**Instructions to follow**
Return all of the entries exactly, with nothing added or left out.
■ ■ ■ ■ ■ ■ ■
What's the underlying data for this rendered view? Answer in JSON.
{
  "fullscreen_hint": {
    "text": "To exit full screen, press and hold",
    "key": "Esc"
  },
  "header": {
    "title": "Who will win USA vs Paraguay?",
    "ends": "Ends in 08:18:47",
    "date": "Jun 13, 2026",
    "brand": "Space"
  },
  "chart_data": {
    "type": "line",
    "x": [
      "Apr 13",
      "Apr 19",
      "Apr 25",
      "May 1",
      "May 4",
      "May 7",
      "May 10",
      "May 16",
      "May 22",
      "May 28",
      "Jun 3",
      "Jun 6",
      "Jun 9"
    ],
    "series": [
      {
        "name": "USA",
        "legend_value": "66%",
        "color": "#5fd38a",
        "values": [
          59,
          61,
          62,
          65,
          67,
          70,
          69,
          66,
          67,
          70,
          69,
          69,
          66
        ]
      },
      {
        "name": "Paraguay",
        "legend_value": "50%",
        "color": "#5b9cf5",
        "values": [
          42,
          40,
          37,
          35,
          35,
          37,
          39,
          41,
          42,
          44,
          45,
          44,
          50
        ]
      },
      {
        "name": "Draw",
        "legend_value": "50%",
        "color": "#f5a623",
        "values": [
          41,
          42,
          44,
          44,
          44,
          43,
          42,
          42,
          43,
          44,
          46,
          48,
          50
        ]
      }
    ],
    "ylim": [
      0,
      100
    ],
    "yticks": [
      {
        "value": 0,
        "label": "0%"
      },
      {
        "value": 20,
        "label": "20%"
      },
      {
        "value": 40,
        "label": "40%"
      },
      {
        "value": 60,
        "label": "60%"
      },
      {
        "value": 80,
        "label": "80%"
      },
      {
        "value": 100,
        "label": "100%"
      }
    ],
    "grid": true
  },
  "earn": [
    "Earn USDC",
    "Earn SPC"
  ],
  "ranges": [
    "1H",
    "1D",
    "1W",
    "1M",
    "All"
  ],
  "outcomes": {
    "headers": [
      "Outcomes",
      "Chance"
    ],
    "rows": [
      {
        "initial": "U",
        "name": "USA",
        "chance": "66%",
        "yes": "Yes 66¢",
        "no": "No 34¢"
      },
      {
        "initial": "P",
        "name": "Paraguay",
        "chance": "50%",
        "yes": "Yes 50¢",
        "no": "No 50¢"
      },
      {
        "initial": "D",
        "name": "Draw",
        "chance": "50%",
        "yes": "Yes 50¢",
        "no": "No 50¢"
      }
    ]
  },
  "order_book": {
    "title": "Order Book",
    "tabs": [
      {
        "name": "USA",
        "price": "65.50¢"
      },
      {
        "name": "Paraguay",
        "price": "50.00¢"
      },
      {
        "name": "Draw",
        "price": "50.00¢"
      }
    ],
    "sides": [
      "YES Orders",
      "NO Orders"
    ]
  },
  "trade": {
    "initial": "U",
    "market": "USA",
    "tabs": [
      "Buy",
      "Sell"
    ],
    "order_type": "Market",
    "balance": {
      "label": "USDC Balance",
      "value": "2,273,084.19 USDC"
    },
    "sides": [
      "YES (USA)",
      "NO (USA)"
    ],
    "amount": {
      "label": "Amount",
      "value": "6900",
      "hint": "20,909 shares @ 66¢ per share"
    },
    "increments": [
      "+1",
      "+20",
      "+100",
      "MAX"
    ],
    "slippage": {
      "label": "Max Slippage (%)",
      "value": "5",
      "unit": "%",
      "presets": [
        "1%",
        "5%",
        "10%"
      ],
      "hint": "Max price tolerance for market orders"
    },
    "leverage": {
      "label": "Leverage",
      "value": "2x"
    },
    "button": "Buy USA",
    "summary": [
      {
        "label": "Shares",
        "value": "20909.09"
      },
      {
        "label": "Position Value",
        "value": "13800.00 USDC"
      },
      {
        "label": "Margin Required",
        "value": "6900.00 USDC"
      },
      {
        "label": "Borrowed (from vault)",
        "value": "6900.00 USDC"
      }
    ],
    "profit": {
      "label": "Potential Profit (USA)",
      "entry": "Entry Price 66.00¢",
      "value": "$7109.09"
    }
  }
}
■ ■ ■ ■ ■ ■ ■
**Solution**
What's the underlying data for this rendered view? Answer in JSON.
{
  "fullscreen_hint": {
    "text": "To exit full screen, press and hold",
    "key": "Esc"
  },
  "header": {
    "title": "Who will win USA vs Paraguay?",
    "ends": "Ends in 08:18:47",
    "date": "Jun 13, 2026",
    "brand": "Space"
  },
  "chart_data": {
    "type": "line",
    "x": [
      "Apr 13",
      "Apr 19",
      "Apr 25",
      "May 1",
      "May 4",
      "May 7",
      "May 10",
      "May 16",
      "May 22",
      "May 28",
      "Jun 3",
      "Jun 6",
      "Jun 9"
    ],
    "series": [
      {
        "name": "USA",
        "legend_value": "66%",
        "color": "#5fd38a",
        "values": [
          59,
          61,
          62,
          65,
          67,
          70,
          69,
          66,
          67,
          70,
          69,
          69,
          66
        ]
      },
      {
        "name": "Paraguay",
        "legend_value": "50%",
        "color": "#5b9cf5",
        "values": [
          42,
          40,
          37,
          35,
          35,
          37,
          39,
          41,
          42,
          44,
          45,
          44,
          50
        ]
      },
      {
        "name": "Draw",
        "legend_value": "50%",
        "color": "#f5a623",
        "values": [
          41,
          42,
          44,
          44,
          44,
          43,
          42,
          42,
          43,
          44,
          46,
          48,
          50
        ]
      }
    ],
    "ylim": [
      0,
      100
    ],
    "yticks": [
      {
        "value": 0,
        "label": "0%"
      },
      {
        "value": 20,
        "label": "20%"
      },
      {
        "value": 40,
        "label": "40%"
      },
      {
        "value": 60,
        "label": "60%"
      },
      {
        "value": 80,
        "label": "80%"
      },
      {
        "value": 100,
        "label": "100%"
      }
    ],
    "grid": true
  },
  "earn": [
    "Earn USDC",
    "Earn SPC"
  ],
  "ranges": [
    "1H",
    "1D",
    "1W",
    "1M",
    "All"
  ],
  "outcomes": {
    "headers": [
      "Outcomes",
      "Chance"
    ],
    "rows": [
      {
        "initial": "U",
        "name": "USA",
        "chance": "66%",
        "yes": "Yes 66¢",
        "no": "No 34¢"
      },
      {
        "initial": "P",
        "name": "Paraguay",
        "chance": "50%",
        "yes": "Yes 50¢",
        "no": "No 50¢"
      },
      {
        "initial": "D",
        "name": "Draw",
        "chance": "50%",
        "yes": "Yes 50¢",
        "no": "No 50¢"
      }
    ]
  },
  "order_book": {
    "title": "Order Book",
    "tabs": [
      {
        "name": "USA",
        "price": "65.50¢"
      },
      {
        "name": "Paraguay",
        "price": "50.00¢"
      },
      {
        "name": "Draw",
        "price": "50.00¢"
      }
    ],
    "sides": [
      "YES Orders",
      "NO Orders"
    ]
  },
  "trade": {
    "initial": "U",
    "market": "USA",
    "tabs": [
      "Buy",
      "Sell"
    ],
    "order_type": "Market",
    "balance": {
      "label": "USDC Balance",
      "value": "2,273,084.19 USDC"
    },
    "sides": [
      "YES (USA)",
      "NO (USA)"
    ],
    "amount": {
      "label": "Amount",
      "value": "6900",
      "hint": "20,909 shares @ 66¢ per share"
    },
    "increments": [
      "+1",
      "+20",
      "+100",
      "MAX"
    ],
    "slippage": {
      "label": "Max Slippage (%)",
      "value": "5",
      "unit": "%",
      "presets": [
        "1%",
        "5%",
        "10%"
      ],
      "hint": "Max price tolerance for market orders"
    },
    "leverage": {
      "label": "Leverage",
      "value": "2x"
    },
    "button": "Buy USA",
    "summary": [
      {
        "label": "Shares",
        "value": "20909.09"
      },
      {
        "label": "Position Value",
        "value": "13800.00 USDC"
      },
      {
        "label": "Margin Required",
        "value": "6900.00 USDC"
      },
      {
        "label": "Borrowed (from vault)",
        "value": "6900.00 USDC"
      }
    ],
    "profit": {
      "label": "Potential Profit (USA)",
      "entry": "Entry Price 66.00¢",
      "value": "$7109.09"
    }
  }
}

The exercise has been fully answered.